(Records)
=======
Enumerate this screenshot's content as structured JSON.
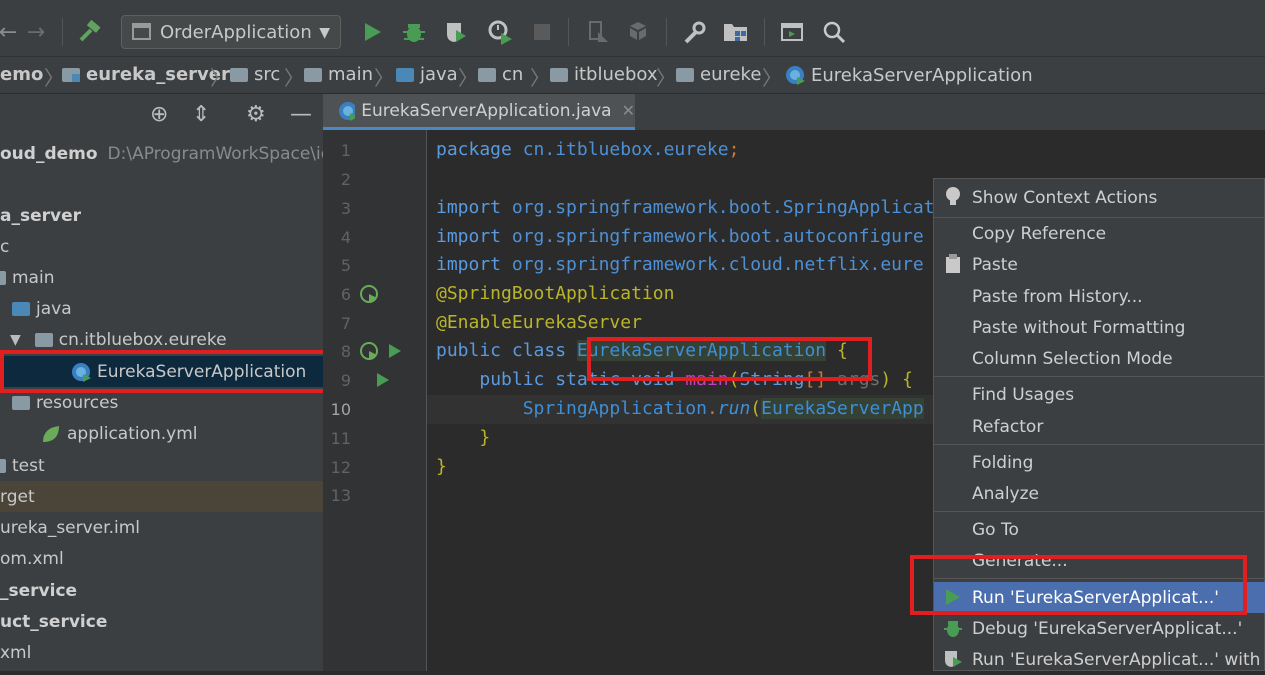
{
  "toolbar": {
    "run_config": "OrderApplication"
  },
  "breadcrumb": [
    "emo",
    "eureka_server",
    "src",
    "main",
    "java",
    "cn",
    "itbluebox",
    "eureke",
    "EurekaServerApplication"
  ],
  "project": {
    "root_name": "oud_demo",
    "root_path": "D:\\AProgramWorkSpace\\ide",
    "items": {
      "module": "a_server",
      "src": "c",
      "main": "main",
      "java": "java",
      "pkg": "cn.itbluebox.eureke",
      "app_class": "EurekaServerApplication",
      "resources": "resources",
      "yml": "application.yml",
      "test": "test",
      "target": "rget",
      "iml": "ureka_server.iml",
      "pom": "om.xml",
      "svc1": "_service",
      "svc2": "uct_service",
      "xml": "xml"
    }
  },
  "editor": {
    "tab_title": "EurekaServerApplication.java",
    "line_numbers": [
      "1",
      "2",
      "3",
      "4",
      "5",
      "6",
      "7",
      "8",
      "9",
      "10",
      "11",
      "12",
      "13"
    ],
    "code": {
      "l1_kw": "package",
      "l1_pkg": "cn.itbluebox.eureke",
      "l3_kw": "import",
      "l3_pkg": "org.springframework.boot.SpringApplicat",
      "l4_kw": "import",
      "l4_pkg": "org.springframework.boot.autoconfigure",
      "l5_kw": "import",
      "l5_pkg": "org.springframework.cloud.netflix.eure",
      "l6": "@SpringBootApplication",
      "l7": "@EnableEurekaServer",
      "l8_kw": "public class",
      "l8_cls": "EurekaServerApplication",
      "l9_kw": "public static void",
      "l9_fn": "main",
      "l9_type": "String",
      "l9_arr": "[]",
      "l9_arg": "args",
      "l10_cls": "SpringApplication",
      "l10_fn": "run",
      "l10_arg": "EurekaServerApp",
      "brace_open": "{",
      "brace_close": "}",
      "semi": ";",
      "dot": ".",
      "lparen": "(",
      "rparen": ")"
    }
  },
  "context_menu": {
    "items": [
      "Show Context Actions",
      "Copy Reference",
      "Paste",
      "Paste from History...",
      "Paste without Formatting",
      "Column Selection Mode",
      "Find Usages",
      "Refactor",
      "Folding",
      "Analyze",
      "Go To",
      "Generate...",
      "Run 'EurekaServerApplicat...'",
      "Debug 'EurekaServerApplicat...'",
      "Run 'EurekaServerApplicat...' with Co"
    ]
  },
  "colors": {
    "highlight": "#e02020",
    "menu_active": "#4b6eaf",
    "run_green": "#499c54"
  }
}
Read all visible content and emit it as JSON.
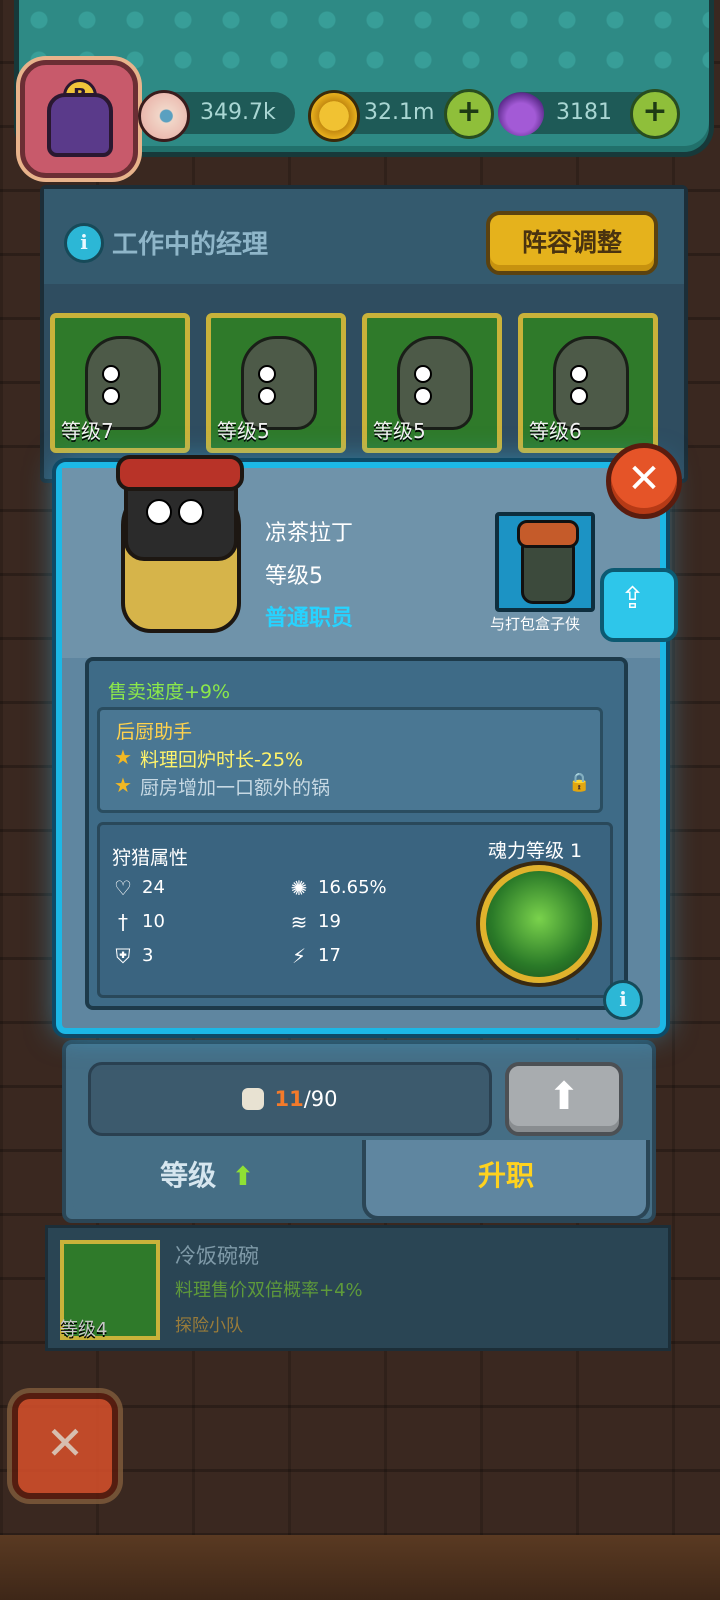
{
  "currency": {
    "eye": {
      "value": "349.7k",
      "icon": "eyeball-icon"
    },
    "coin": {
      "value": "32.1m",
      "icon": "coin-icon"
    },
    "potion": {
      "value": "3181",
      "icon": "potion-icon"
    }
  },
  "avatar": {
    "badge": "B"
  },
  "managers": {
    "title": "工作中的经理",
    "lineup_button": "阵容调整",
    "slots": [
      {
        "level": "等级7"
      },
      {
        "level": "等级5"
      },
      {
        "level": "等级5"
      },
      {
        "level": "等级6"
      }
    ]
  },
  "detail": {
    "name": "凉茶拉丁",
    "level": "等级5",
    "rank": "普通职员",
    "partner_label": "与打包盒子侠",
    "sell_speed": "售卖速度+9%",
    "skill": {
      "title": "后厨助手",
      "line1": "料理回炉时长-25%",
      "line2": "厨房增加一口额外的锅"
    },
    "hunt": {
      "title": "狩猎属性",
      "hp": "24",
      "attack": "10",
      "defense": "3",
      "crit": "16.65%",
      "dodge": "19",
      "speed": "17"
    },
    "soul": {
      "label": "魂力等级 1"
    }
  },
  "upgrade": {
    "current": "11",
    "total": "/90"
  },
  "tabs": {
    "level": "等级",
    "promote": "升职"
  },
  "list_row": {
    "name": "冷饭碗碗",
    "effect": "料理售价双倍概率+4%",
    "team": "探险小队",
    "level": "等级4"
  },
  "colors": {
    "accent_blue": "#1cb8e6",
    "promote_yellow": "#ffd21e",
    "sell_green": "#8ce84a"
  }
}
=======
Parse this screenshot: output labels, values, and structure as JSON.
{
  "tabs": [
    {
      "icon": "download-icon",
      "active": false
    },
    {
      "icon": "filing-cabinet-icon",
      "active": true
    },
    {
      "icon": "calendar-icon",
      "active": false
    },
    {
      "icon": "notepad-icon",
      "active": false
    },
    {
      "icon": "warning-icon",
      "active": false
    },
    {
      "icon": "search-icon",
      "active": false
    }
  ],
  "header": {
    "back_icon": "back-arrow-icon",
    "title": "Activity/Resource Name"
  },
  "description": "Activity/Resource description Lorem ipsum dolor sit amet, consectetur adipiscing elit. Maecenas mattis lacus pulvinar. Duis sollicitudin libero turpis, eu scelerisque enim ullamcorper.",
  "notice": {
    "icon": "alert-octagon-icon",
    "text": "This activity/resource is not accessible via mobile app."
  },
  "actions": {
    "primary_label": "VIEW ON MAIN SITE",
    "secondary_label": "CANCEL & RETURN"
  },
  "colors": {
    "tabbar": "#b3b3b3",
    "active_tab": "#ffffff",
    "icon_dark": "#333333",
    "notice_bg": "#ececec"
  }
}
=======
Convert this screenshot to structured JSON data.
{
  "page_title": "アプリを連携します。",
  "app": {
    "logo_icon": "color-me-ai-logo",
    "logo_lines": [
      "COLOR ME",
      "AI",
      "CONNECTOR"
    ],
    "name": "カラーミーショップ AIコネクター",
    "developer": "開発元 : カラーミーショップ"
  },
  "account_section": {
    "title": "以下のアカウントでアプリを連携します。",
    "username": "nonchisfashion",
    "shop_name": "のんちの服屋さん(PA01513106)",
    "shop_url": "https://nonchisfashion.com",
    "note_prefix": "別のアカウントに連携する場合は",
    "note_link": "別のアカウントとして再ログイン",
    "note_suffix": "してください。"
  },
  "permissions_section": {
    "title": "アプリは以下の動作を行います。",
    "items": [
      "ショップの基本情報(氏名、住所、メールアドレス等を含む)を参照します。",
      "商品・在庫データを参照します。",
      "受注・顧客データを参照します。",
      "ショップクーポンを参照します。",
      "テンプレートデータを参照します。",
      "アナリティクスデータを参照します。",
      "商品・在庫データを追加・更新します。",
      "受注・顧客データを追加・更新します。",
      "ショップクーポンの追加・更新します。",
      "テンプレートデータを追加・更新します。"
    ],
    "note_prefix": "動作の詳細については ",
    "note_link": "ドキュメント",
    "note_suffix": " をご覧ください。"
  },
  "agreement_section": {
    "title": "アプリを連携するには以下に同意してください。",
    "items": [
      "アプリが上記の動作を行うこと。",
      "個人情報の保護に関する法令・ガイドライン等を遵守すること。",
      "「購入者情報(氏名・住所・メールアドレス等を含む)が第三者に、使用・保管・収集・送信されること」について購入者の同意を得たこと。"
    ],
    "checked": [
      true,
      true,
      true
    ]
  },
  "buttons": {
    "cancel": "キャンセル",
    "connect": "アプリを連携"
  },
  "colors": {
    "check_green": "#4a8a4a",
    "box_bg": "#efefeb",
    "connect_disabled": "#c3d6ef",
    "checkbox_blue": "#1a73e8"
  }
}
=======
Find every line containing the word "content", then give the total and nothing more.

Written solution =
2